Restate the records that follow word for word; no pictures should appear.

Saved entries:
--- Start ---

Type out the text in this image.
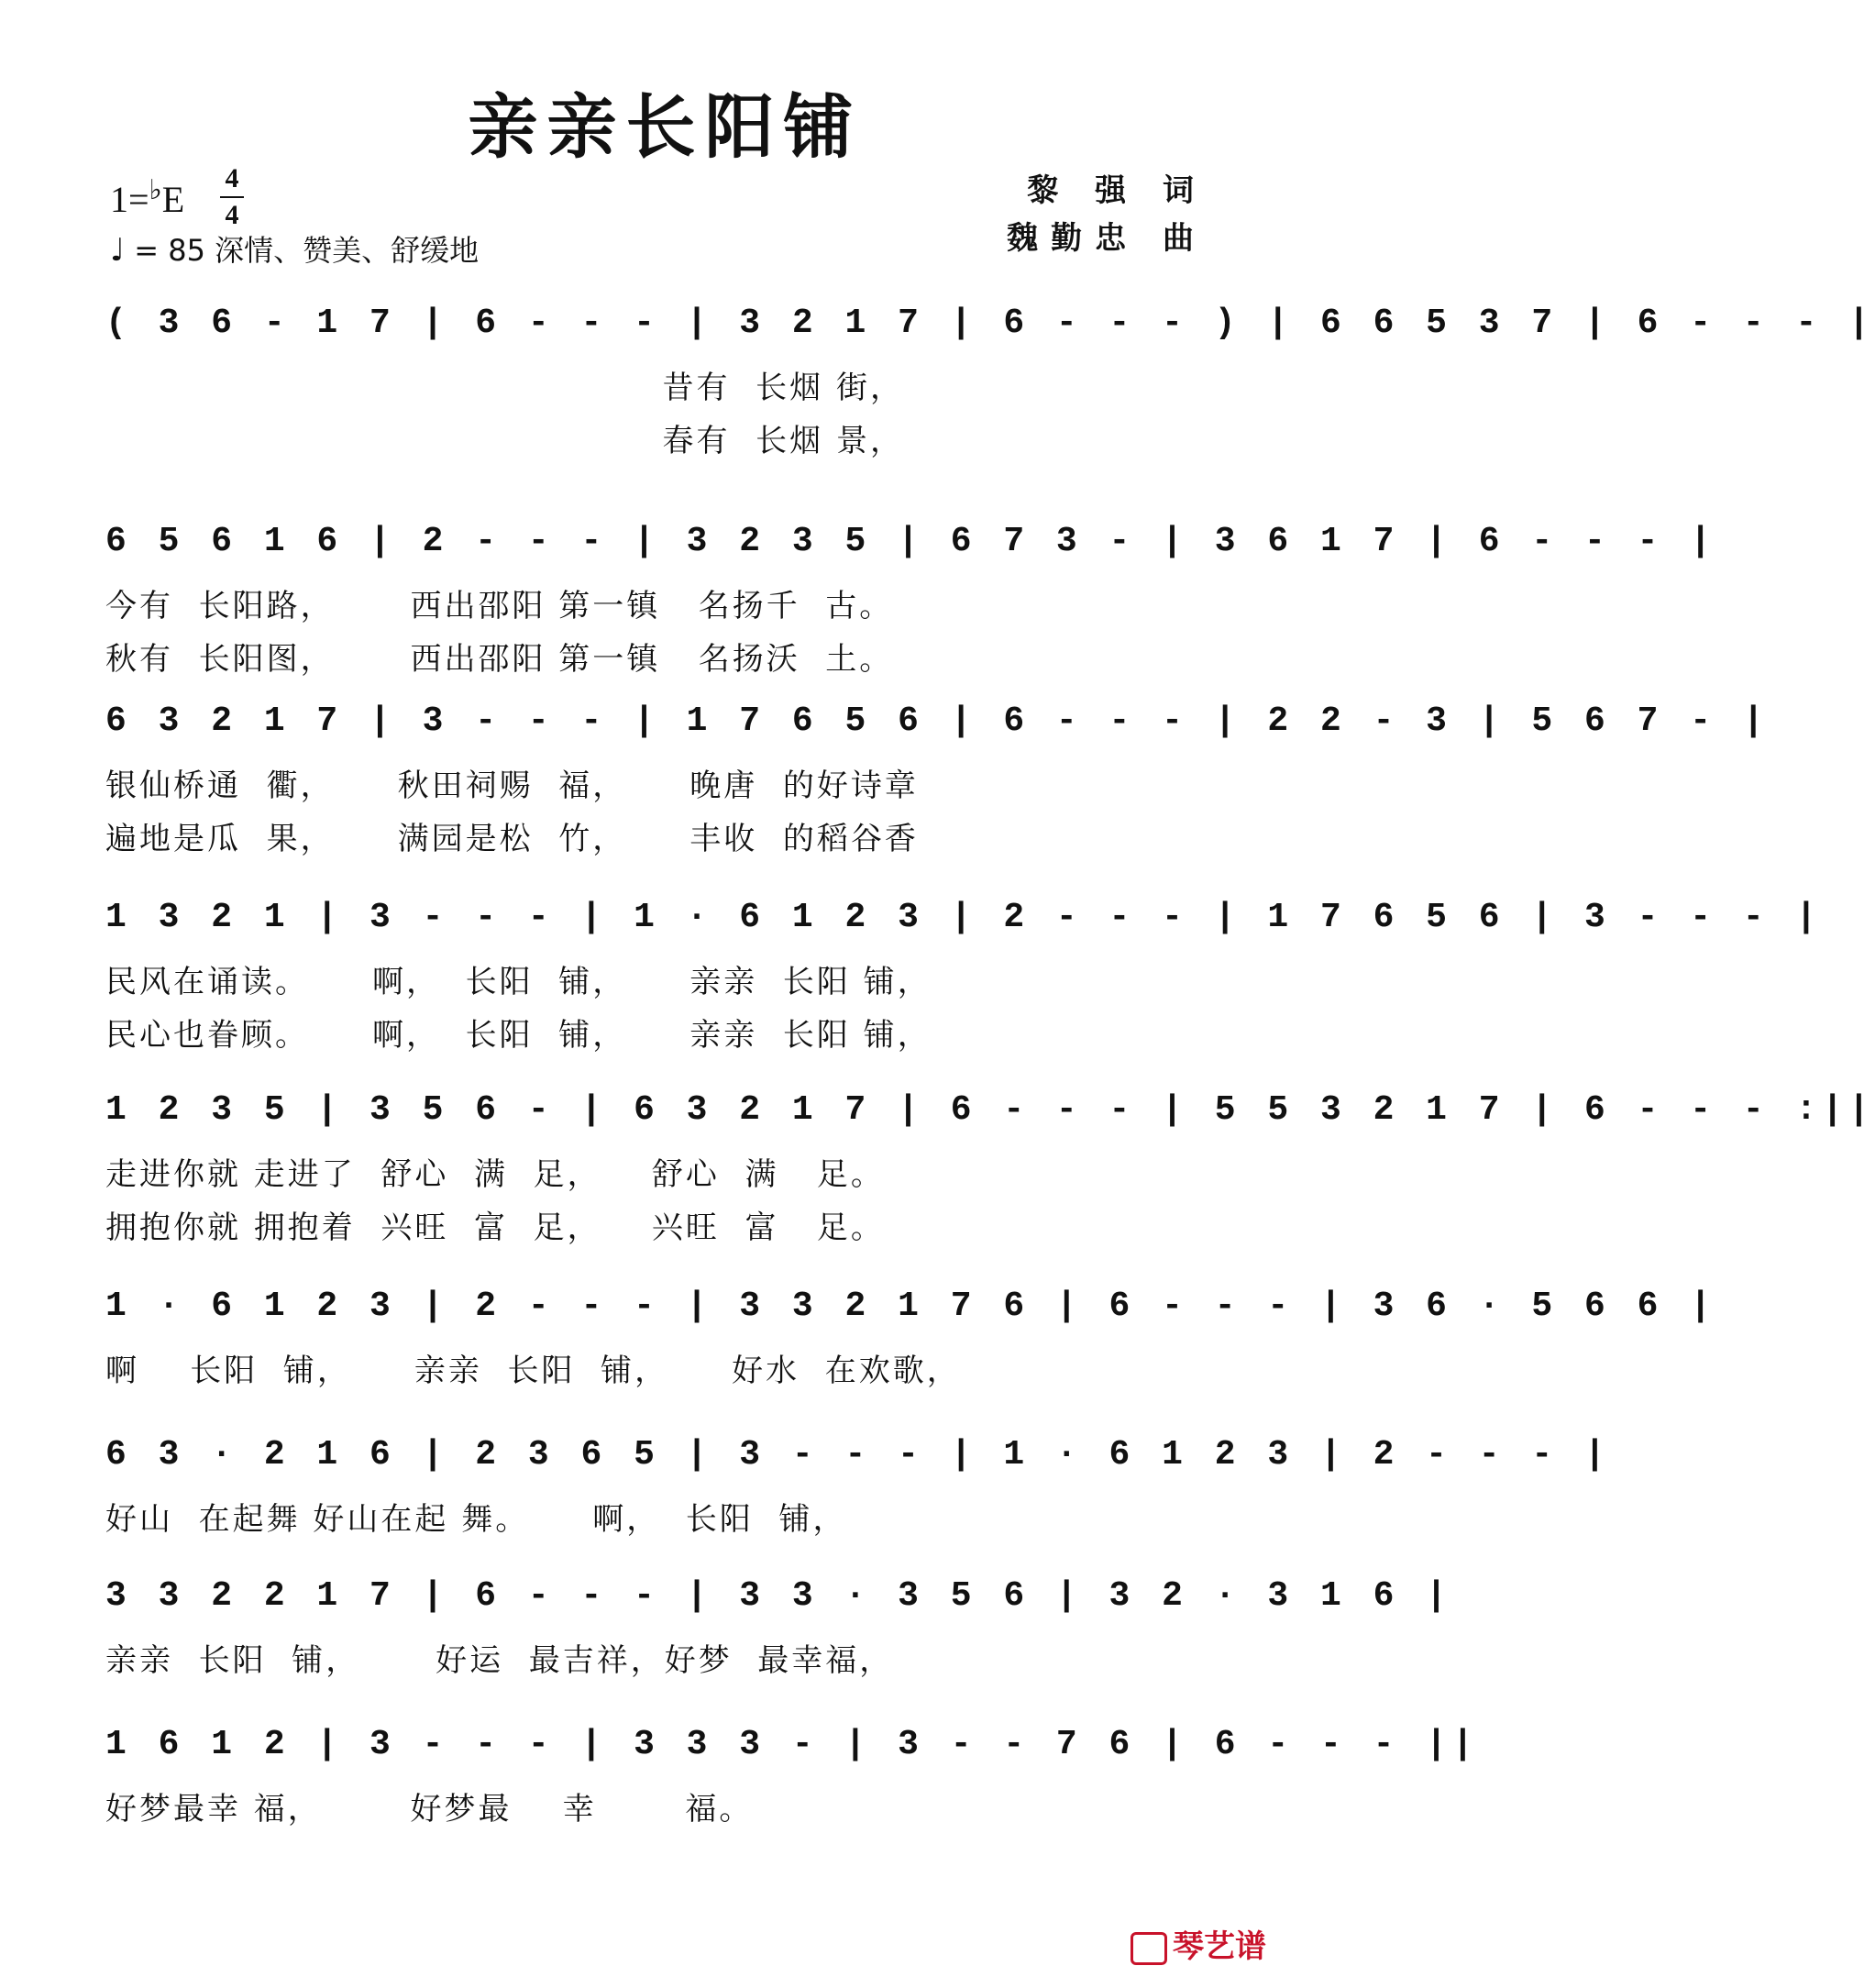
亲亲长阳铺
1=♭E
4
4
♩ = 85 深情、赞美、舒缓地
黎 强 词
魏勤忠 曲
( 3 6 - 1 7 | 6 - - - | 3 2 1 7 | 6 - - - ) | 6 6 5 3 7 | 6 - - - |
昔有  长烟 街，
春有  长烟 景，
6 5 6 1 6 | 2 - - - | 3 2 3 5 | 6 7 3 - | 3 6 1 7 | 6 - - - |
今有  长阳路，      西出邵阳 第一镇   名扬千  古。
秋有  长阳图，      西出邵阳 第一镇   名扬沃  土。
6 3 2 1 7 | 3 - - - | 1 7 6 5 6 | 6 - - - | 2 2 - 3 | 5 6 7 - |
银仙桥通  衢，     秋田祠赐  福，     晚唐  的好诗章
遍地是瓜  果，     满园是松  竹，     丰收  的稻谷香
1 3 2 1 | 3 - - - | 1 · 6 1 2 3 | 2 - - - | 1 7 6 5 6 | 3 - - - |
民风在诵读。     啊，  长阳  铺，     亲亲  长阳 铺，
民心也眷顾。     啊，  长阳  铺，     亲亲  长阳 铺，
1 2 3 5 | 3 5 6 - | 6 3 2 1 7 | 6 - - - | 5 5 3 2 1 7 | 6 - - - :||
走进你就 走进了  舒心  满  足，    舒心  满   足。
拥抱你就 拥抱着  兴旺  富  足，    兴旺  富   足。
1 · 6 1 2 3 | 2 - - - | 3 3 2 1 7 6 | 6 - - - | 3 6 · 5 6 6 |
啊    长阳  铺，     亲亲  长阳  铺，     好水  在欢歌，
6 3 · 2 1 6 | 2 3 6 5 | 3 - - - | 1 · 6 1 2 3 | 2 - - - |
好山  在起舞 好山在起 舞。     啊，  长阳  铺，
3 3 2 2 1 7 | 6 - - - | 3 3 · 3 5 6 | 3 2 · 3 1 6 |
亲亲  长阳  铺，      好运  最吉祥，好梦  最幸福，
1 6 1 2 | 3 - - - | 3 3 3 - | 3 - - 7 6 | 6 - - - ||
好梦最幸 福，       好梦最    幸       福。
琴艺谱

--- End ---

**Final result**
Type out the text in this image.
亲亲长阳铺
1=♭E
4
4
♩ = 85 深情、赞美、舒缓地
黎 强 词
魏勤忠 曲
( 3 6 - 1 7 | 6 - - - | 3 2 1 7 | 6 - - - ) | 6 6 5 3 7 | 6 - - - |
昔有  长烟 街，
春有  长烟 景，
6 5 6 1 6 | 2 - - - | 3 2 3 5 | 6 7 3 - | 3 6 1 7 | 6 - - - |
今有  长阳路，      西出邵阳 第一镇   名扬千  古。
秋有  长阳图，      西出邵阳 第一镇   名扬沃  土。
6 3 2 1 7 | 3 - - - | 1 7 6 5 6 | 6 - - - | 2 2 - 3 | 5 6 7 - |
银仙桥通  衢，     秋田祠赐  福，     晚唐  的好诗章
遍地是瓜  果，     满园是松  竹，     丰收  的稻谷香
1 3 2 1 | 3 - - - | 1 · 6 1 2 3 | 2 - - - | 1 7 6 5 6 | 3 - - - |
民风在诵读。     啊，  长阳  铺，     亲亲  长阳 铺，
民心也眷顾。     啊，  长阳  铺，     亲亲  长阳 铺，
1 2 3 5 | 3 5 6 - | 6 3 2 1 7 | 6 - - - | 5 5 3 2 1 7 | 6 - - - :||
走进你就 走进了  舒心  满  足，    舒心  满   足。
拥抱你就 拥抱着  兴旺  富  足，    兴旺  富   足。
1 · 6 1 2 3 | 2 - - - | 3 3 2 1 7 6 | 6 - - - | 3 6 · 5 6 6 |
啊    长阳  铺，     亲亲  长阳  铺，     好水  在欢歌，
6 3 · 2 1 6 | 2 3 6 5 | 3 - - - | 1 · 6 1 2 3 | 2 - - - |
好山  在起舞 好山在起 舞。     啊，  长阳  铺，
3 3 2 2 1 7 | 6 - - - | 3 3 · 3 5 6 | 3 2 · 3 1 6 |
亲亲  长阳  铺，      好运  最吉祥，好梦  最幸福，
1 6 1 2 | 3 - - - | 3 3 3 - | 3 - - 7 6 | 6 - - - ||
好梦最幸 福，       好梦最    幸       福。
琴艺谱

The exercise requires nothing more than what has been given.